• _GIVEN REQUEST_
Every record below should be written out exactly; pictures stay out.

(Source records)
↓

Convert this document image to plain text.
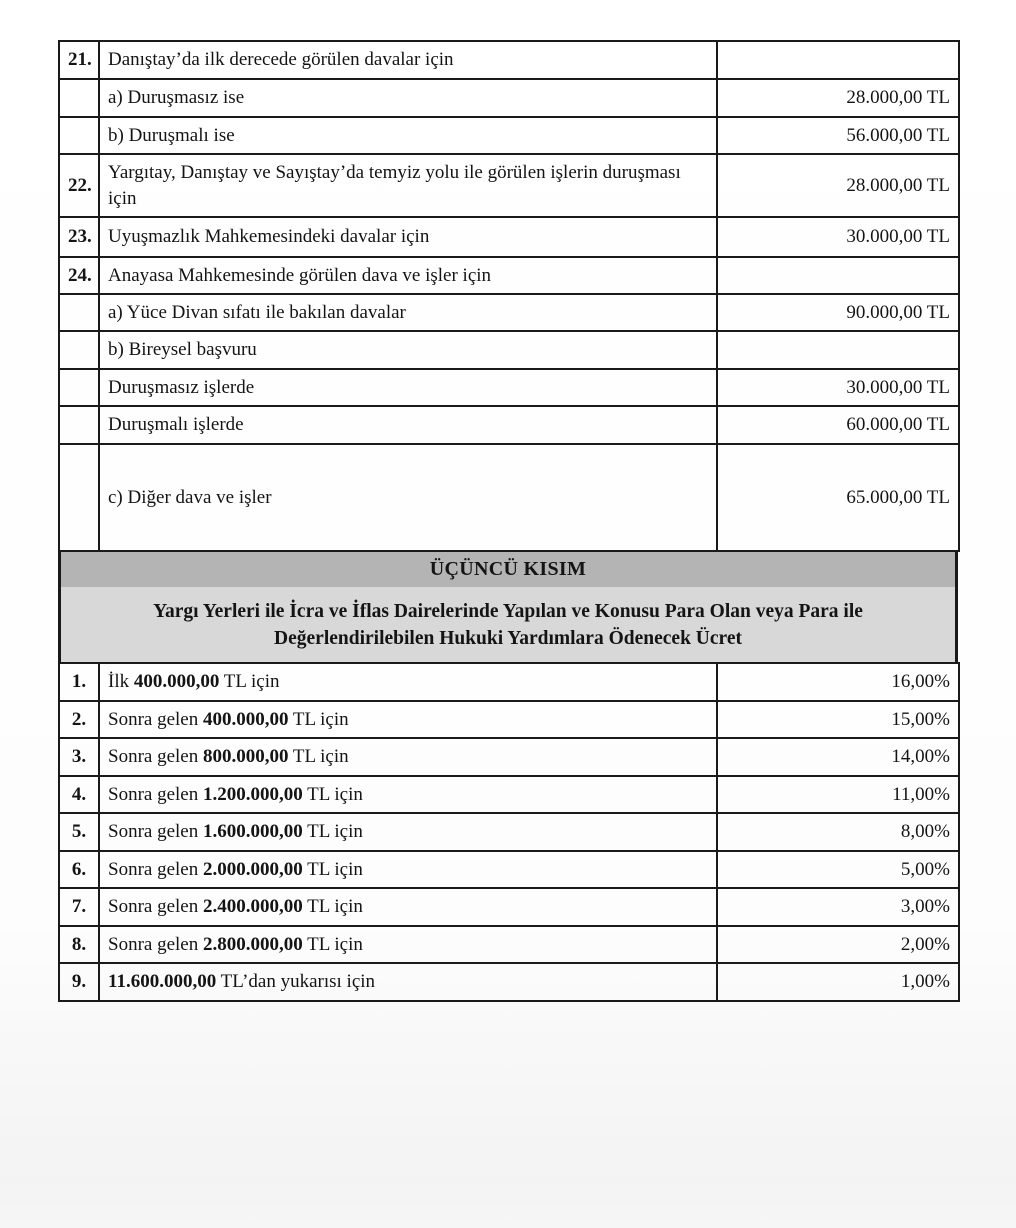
21.	Danıştay’da ilk derecede görülen davalar için	
	a) Duruşmasız ise	28.000,00 TL
	b) Duruşmalı ise	56.000,00 TL
22.	Yargıtay, Danıştay ve Sayıştay’da temyiz yolu ile görülen işlerin duruşması için	28.000,00 TL
23.	Uyuşmazlık Mahkemesindeki davalar için	30.000,00 TL
24.	Anayasa Mahkemesinde görülen dava ve işler için	
	a) Yüce Divan sıfatı ile bakılan davalar	90.000,00 TL
	b) Bireysel başvuru	
	Duruşmasız işlerde	30.000,00 TL
	Duruşmalı işlerde	60.000,00 TL
	c) Diğer dava ve işler	65.000,00 TL
ÜÇÜNCÜ KISIM
Yargı Yerleri ile İcra ve İflas Dairelerinde Yapılan ve Konusu Para Olan veya Para ile Değerlendirilebilen Hukuki Yardımlara Ödenecek Ücret
1.	İlk 400.000,00 TL için	16,00%
2.	Sonra gelen 400.000,00 TL için	15,00%
3.	Sonra gelen 800.000,00 TL için	14,00%
4.	Sonra gelen 1.200.000,00 TL için	11,00%
5.	Sonra gelen 1.600.000,00 TL için	8,00%
6.	Sonra gelen 2.000.000,00 TL için	5,00%
7.	Sonra gelen 2.400.000,00 TL için	3,00%
8.	Sonra gelen 2.800.000,00 TL için	2,00%
9.	11.600.000,00 TL’dan yukarısı için	1,00%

↑

• _RESULT OF THIS TASK_
Convert this document image to plain text.
21.	Danıştay’da ilk derecede görülen davalar için	
	a) Duruşmasız ise	28.000,00 TL
	b) Duruşmalı ise	56.000,00 TL
22.	Yargıtay, Danıştay ve Sayıştay’da temyiz yolu ile görülen işlerin duruşması için	28.000,00 TL
23.	Uyuşmazlık Mahkemesindeki davalar için	30.000,00 TL
24.	Anayasa Mahkemesinde görülen dava ve işler için	
	a) Yüce Divan sıfatı ile bakılan davalar	90.000,00 TL
	b) Bireysel başvuru	
	Duruşmasız işlerde	30.000,00 TL
	Duruşmalı işlerde	60.000,00 TL
	c) Diğer dava ve işler	65.000,00 TL
ÜÇÜNCÜ KISIM
Yargı Yerleri ile İcra ve İflas Dairelerinde Yapılan ve Konusu Para Olan veya Para ile Değerlendirilebilen Hukuki Yardımlara Ödenecek Ücret
1.	İlk 400.000,00 TL için	16,00%
2.	Sonra gelen 400.000,00 TL için	15,00%
3.	Sonra gelen 800.000,00 TL için	14,00%
4.	Sonra gelen 1.200.000,00 TL için	11,00%
5.	Sonra gelen 1.600.000,00 TL için	8,00%
6.	Sonra gelen 2.000.000,00 TL için	5,00%
7.	Sonra gelen 2.400.000,00 TL için	3,00%
8.	Sonra gelen 2.800.000,00 TL için	2,00%
9.	11.600.000,00 TL’dan yukarısı için	1,00%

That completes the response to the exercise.